Exercise directions: Without the images, output each record below as it stands.

[Dataset items]
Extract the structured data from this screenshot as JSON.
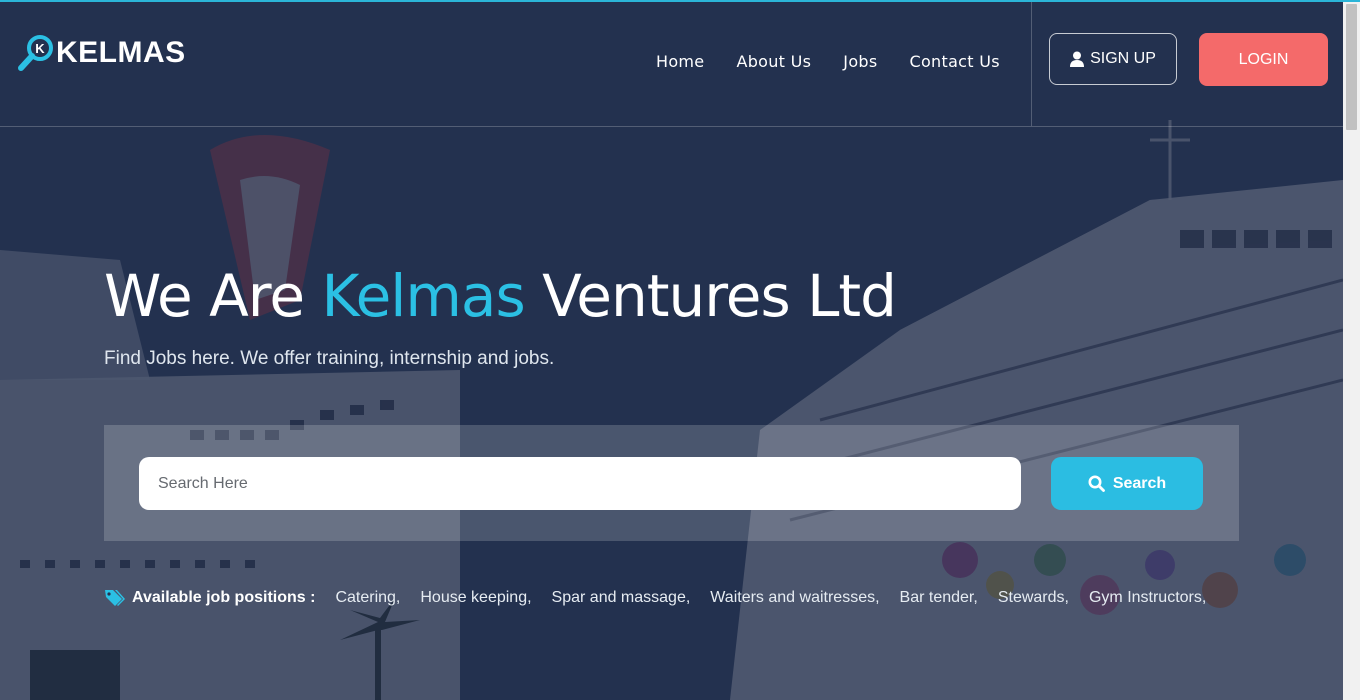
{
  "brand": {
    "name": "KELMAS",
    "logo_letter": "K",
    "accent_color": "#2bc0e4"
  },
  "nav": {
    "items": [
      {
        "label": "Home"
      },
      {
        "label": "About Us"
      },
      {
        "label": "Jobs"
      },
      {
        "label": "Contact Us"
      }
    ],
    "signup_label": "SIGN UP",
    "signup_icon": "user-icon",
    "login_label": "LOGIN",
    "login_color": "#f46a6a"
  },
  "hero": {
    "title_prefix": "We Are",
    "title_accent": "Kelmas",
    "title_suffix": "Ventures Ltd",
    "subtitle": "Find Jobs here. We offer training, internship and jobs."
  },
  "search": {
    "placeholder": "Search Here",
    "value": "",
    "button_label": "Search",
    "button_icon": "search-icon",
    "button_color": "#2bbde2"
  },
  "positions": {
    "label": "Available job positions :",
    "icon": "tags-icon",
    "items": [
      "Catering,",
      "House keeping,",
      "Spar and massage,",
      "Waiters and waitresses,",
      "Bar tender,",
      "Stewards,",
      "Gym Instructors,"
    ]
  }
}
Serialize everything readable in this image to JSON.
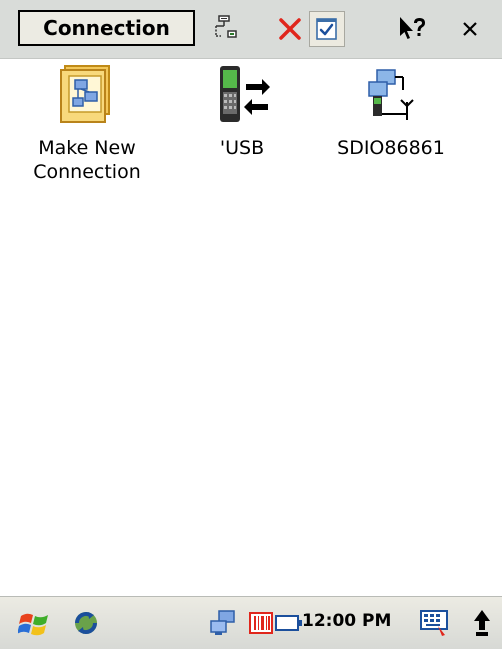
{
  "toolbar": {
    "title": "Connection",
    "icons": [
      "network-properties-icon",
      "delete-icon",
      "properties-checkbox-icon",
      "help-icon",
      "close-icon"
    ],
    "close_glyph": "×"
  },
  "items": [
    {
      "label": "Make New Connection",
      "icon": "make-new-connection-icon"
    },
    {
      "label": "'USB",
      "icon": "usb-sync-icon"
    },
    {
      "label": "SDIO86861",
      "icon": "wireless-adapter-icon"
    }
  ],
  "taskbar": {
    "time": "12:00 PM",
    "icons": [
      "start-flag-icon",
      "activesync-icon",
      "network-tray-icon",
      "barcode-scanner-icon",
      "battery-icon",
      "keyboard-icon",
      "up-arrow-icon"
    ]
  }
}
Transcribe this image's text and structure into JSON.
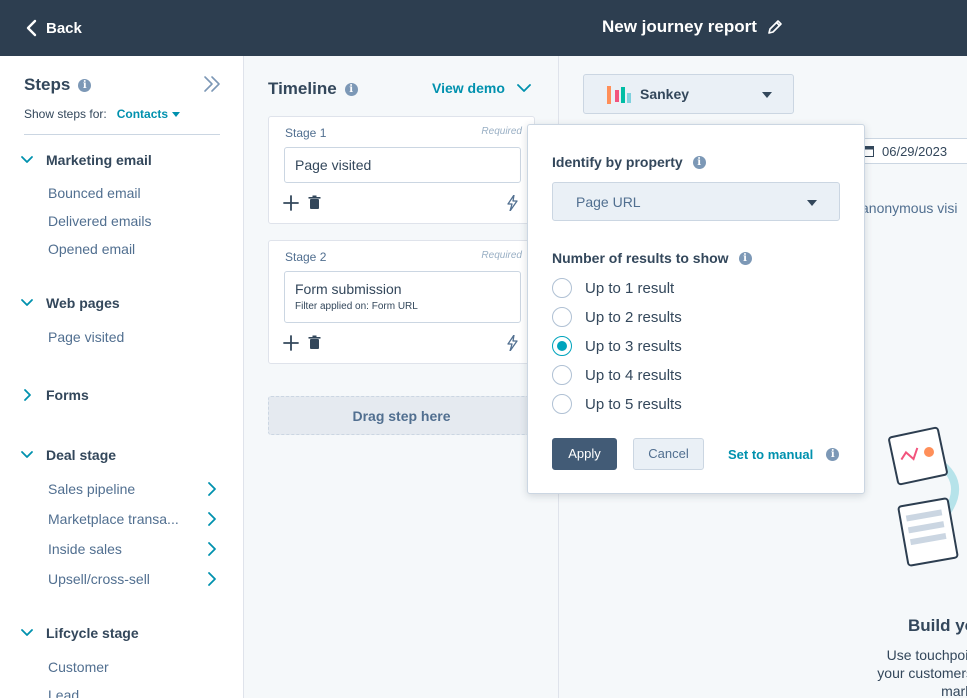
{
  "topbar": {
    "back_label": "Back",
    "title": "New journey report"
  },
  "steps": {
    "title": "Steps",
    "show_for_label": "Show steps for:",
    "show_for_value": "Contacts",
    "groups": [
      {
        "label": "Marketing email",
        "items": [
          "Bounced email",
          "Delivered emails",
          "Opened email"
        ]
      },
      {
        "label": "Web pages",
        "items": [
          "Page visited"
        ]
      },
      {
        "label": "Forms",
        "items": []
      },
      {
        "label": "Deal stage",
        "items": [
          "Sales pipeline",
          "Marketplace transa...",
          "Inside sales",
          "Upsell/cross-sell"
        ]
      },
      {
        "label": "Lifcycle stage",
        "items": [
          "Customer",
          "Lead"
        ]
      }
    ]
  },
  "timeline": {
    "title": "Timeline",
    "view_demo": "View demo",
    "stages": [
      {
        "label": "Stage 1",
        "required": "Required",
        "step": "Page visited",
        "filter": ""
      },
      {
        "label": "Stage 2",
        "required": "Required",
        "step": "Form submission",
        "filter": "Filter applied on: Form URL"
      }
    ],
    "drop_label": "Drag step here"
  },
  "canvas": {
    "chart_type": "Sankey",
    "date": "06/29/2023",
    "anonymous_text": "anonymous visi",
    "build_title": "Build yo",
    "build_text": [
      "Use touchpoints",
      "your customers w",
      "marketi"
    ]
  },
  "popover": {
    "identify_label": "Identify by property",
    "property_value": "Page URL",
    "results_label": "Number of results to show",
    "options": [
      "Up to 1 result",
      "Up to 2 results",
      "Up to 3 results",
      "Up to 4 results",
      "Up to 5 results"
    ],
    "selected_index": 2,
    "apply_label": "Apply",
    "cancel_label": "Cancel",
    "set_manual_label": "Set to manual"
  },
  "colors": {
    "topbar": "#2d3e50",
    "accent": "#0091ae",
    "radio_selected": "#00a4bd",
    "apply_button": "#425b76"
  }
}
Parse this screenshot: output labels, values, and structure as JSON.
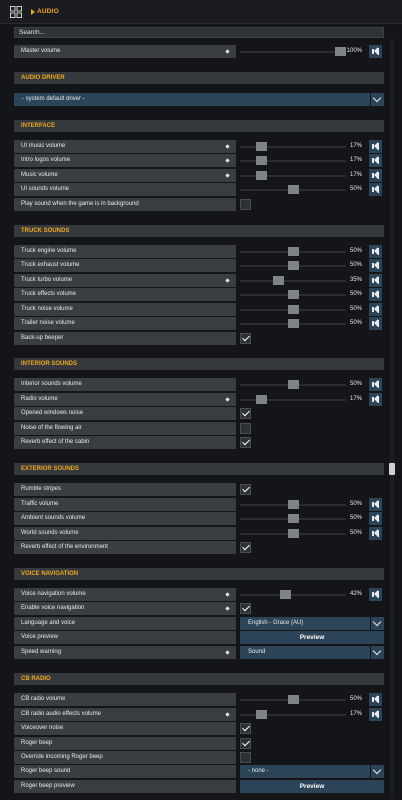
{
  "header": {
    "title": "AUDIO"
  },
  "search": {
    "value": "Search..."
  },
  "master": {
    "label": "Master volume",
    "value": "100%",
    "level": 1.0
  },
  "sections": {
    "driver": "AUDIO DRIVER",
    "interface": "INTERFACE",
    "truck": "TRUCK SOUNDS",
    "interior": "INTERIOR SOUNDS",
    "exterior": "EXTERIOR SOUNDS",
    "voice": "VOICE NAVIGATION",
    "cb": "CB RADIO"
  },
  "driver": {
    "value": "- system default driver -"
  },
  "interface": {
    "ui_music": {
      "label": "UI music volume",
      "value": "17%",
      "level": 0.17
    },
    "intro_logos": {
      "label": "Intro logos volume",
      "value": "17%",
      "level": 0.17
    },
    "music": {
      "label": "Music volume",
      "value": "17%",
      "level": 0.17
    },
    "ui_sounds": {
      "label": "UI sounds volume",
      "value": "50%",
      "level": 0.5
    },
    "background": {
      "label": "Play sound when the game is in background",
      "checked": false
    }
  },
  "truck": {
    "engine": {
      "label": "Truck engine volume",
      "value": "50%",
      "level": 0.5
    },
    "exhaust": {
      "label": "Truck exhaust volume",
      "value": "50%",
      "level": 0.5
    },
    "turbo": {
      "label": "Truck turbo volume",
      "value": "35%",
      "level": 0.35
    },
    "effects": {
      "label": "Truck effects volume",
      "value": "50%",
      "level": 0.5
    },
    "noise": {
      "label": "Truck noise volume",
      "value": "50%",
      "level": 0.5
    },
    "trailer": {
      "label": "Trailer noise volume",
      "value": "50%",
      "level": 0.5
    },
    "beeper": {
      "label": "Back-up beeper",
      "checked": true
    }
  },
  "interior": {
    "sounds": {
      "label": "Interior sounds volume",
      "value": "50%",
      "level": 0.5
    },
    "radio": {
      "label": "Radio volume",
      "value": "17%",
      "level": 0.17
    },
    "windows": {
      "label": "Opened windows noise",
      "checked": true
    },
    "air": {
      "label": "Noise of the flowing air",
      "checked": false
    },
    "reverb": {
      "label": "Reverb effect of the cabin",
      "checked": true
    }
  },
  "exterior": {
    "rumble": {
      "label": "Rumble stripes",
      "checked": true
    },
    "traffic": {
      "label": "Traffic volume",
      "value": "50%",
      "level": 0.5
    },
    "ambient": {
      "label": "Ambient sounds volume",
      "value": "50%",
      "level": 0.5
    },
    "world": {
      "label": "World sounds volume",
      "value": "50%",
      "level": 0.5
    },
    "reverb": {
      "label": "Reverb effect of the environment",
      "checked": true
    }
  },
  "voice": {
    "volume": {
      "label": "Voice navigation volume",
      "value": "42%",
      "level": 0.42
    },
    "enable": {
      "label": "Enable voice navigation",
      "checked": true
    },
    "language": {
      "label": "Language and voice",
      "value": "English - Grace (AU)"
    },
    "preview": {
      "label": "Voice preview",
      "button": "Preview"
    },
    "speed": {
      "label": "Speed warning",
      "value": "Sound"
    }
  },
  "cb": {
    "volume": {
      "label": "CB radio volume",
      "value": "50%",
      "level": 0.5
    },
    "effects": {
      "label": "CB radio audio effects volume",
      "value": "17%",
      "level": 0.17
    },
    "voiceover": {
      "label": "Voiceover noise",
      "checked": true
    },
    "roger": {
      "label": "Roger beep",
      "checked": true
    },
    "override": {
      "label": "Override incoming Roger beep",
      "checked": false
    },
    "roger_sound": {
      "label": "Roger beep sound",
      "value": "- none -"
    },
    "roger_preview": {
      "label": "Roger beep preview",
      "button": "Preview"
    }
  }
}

Task result:
Extract the structured data from this screenshot as JSON.
{
  "brand": {
    "name": "KELMAS",
    "logo_letter": "K",
    "accent_color": "#2bc0e4"
  },
  "nav": {
    "items": [
      {
        "label": "Home"
      },
      {
        "label": "About Us"
      },
      {
        "label": "Jobs"
      },
      {
        "label": "Contact Us"
      }
    ],
    "signup_label": "SIGN UP",
    "signup_icon": "user-icon",
    "login_label": "LOGIN",
    "login_color": "#f46a6a"
  },
  "hero": {
    "title_prefix": "We Are",
    "title_accent": "Kelmas",
    "title_suffix": "Ventures Ltd",
    "subtitle": "Find Jobs here. We offer training, internship and jobs."
  },
  "search": {
    "placeholder": "Search Here",
    "value": "",
    "button_label": "Search",
    "button_icon": "search-icon",
    "button_color": "#2bbde2"
  },
  "positions": {
    "label": "Available job positions :",
    "icon": "tags-icon",
    "items": [
      "Catering,",
      "House keeping,",
      "Spar and massage,",
      "Waiters and waitresses,",
      "Bar tender,",
      "Stewards,",
      "Gym Instructors,"
    ]
  }
}
Serialize everything readable in this image to JSON.
{
  "toolbar": {
    "title": "Connection",
    "icons": [
      "network-properties-icon",
      "delete-icon",
      "properties-checkbox-icon",
      "help-icon",
      "close-icon"
    ],
    "close_glyph": "×"
  },
  "items": [
    {
      "label": "Make New Connection",
      "icon": "make-new-connection-icon"
    },
    {
      "label": "'USB",
      "icon": "usb-sync-icon"
    },
    {
      "label": "SDIO86861",
      "icon": "wireless-adapter-icon"
    }
  ],
  "taskbar": {
    "time": "12:00 PM",
    "icons": [
      "start-flag-icon",
      "activesync-icon",
      "network-tray-icon",
      "barcode-scanner-icon",
      "battery-icon",
      "keyboard-icon",
      "up-arrow-icon"
    ]
  }
}
Transcribe this image's text and structure into JSON.
{
  "topbar": {
    "back_label": "Back",
    "title": "New journey report"
  },
  "steps": {
    "title": "Steps",
    "show_for_label": "Show steps for:",
    "show_for_value": "Contacts",
    "groups": [
      {
        "label": "Marketing email",
        "items": [
          "Bounced email",
          "Delivered emails",
          "Opened email"
        ]
      },
      {
        "label": "Web pages",
        "items": [
          "Page visited"
        ]
      },
      {
        "label": "Forms",
        "items": []
      },
      {
        "label": "Deal stage",
        "items": [
          "Sales pipeline",
          "Marketplace transa...",
          "Inside sales",
          "Upsell/cross-sell"
        ]
      },
      {
        "label": "Lifcycle stage",
        "items": [
          "Customer",
          "Lead"
        ]
      }
    ]
  },
  "timeline": {
    "title": "Timeline",
    "view_demo": "View demo",
    "stages": [
      {
        "label": "Stage 1",
        "required": "Required",
        "step": "Page visited",
        "filter": ""
      },
      {
        "label": "Stage 2",
        "required": "Required",
        "step": "Form submission",
        "filter": "Filter applied on: Form URL"
      }
    ],
    "drop_label": "Drag step here"
  },
  "canvas": {
    "chart_type": "Sankey",
    "date": "06/29/2023",
    "anonymous_text": "anonymous visi",
    "build_title": "Build yo",
    "build_text": [
      "Use touchpoints",
      "your customers w",
      "marketi"
    ]
  },
  "popover": {
    "identify_label": "Identify by property",
    "property_value": "Page URL",
    "results_label": "Number of results to show",
    "options": [
      "Up to 1 result",
      "Up to 2 results",
      "Up to 3 results",
      "Up to 4 results",
      "Up to 5 results"
    ],
    "selected_index": 2,
    "apply_label": "Apply",
    "cancel_label": "Cancel",
    "set_manual_label": "Set to manual"
  },
  "colors": {
    "topbar": "#2d3e50",
    "accent": "#0091ae",
    "radio_selected": "#00a4bd",
    "apply_button": "#425b76"
  }
}
Parse this screenshot: output labels, values, and structure as JSON.
{
  "header": {
    "title": "AUDIO"
  },
  "search": {
    "value": "Search..."
  },
  "master": {
    "label": "Master volume",
    "value": "100%",
    "level": 1.0
  },
  "sections": {
    "driver": "AUDIO DRIVER",
    "interface": "INTERFACE",
    "truck": "TRUCK SOUNDS",
    "interior": "INTERIOR SOUNDS",
    "exterior": "EXTERIOR SOUNDS",
    "voice": "VOICE NAVIGATION",
    "cb": "CB RADIO"
  },
  "driver": {
    "value": "- system default driver -"
  },
  "interface": {
    "ui_music": {
      "label": "UI music volume",
      "value": "17%",
      "level": 0.17
    },
    "intro_logos": {
      "label": "Intro logos volume",
      "value": "17%",
      "level": 0.17
    },
    "music": {
      "label": "Music volume",
      "value": "17%",
      "level": 0.17
    },
    "ui_sounds": {
      "label": "UI sounds volume",
      "value": "50%",
      "level": 0.5
    },
    "background": {
      "label": "Play sound when the game is in background",
      "checked": false
    }
  },
  "truck": {
    "engine": {
      "label": "Truck engine volume",
      "value": "50%",
      "level": 0.5
    },
    "exhaust": {
      "label": "Truck exhaust volume",
      "value": "50%",
      "level": 0.5
    },
    "turbo": {
      "label": "Truck turbo volume",
      "value": "35%",
      "level": 0.35
    },
    "effects": {
      "label": "Truck effects volume",
      "value": "50%",
      "level": 0.5
    },
    "noise": {
      "label": "Truck noise volume",
      "value": "50%",
      "level": 0.5
    },
    "trailer": {
      "label": "Trailer noise volume",
      "value": "50%",
      "level": 0.5
    },
    "beeper": {
      "label": "Back-up beeper",
      "checked": true
    }
  },
  "interior": {
    "sounds": {
      "label": "Interior sounds volume",
      "value": "50%",
      "level": 0.5
    },
    "radio": {
      "label": "Radio volume",
      "value": "17%",
      "level": 0.17
    },
    "windows": {
      "label": "Opened windows noise",
      "checked": true
    },
    "air": {
      "label": "Noise of the flowing air",
      "checked": false
    },
    "reverb": {
      "label": "Reverb effect of the cabin",
      "checked": true
    }
  },
  "exterior": {
    "rumble": {
      "label": "Rumble stripes",
      "checked": true
    },
    "traffic": {
      "label": "Traffic volume",
      "value": "50%",
      "level": 0.5
    },
    "ambient": {
      "label": "Ambient sounds volume",
      "value": "50%",
      "level": 0.5
    },
    "world": {
      "label": "World sounds volume",
      "value": "50%",
      "level": 0.5
    },
    "reverb": {
      "label": "Reverb effect of the environment",
      "checked": true
    }
  },
  "voice": {
    "volume": {
      "label": "Voice navigation volume",
      "value": "42%",
      "level": 0.42
    },
    "enable": {
      "label": "Enable voice navigation",
      "checked": true
    },
    "language": {
      "label": "Language and voice",
      "value": "English - Grace (AU)"
    },
    "preview": {
      "label": "Voice preview",
      "button": "Preview"
    },
    "speed": {
      "label": "Speed warning",
      "value": "Sound"
    }
  },
  "cb": {
    "volume": {
      "label": "CB radio volume",
      "value": "50%",
      "level": 0.5
    },
    "effects": {
      "label": "CB radio audio effects volume",
      "value": "17%",
      "level": 0.17
    },
    "voiceover": {
      "label": "Voiceover noise",
      "checked": true
    },
    "roger": {
      "label": "Roger beep",
      "checked": true
    },
    "override": {
      "label": "Override incoming Roger beep",
      "checked": false
    },
    "roger_sound": {
      "label": "Roger beep sound",
      "value": "- none -"
    },
    "roger_preview": {
      "label": "Roger beep preview",
      "button": "Preview"
    }
  }
}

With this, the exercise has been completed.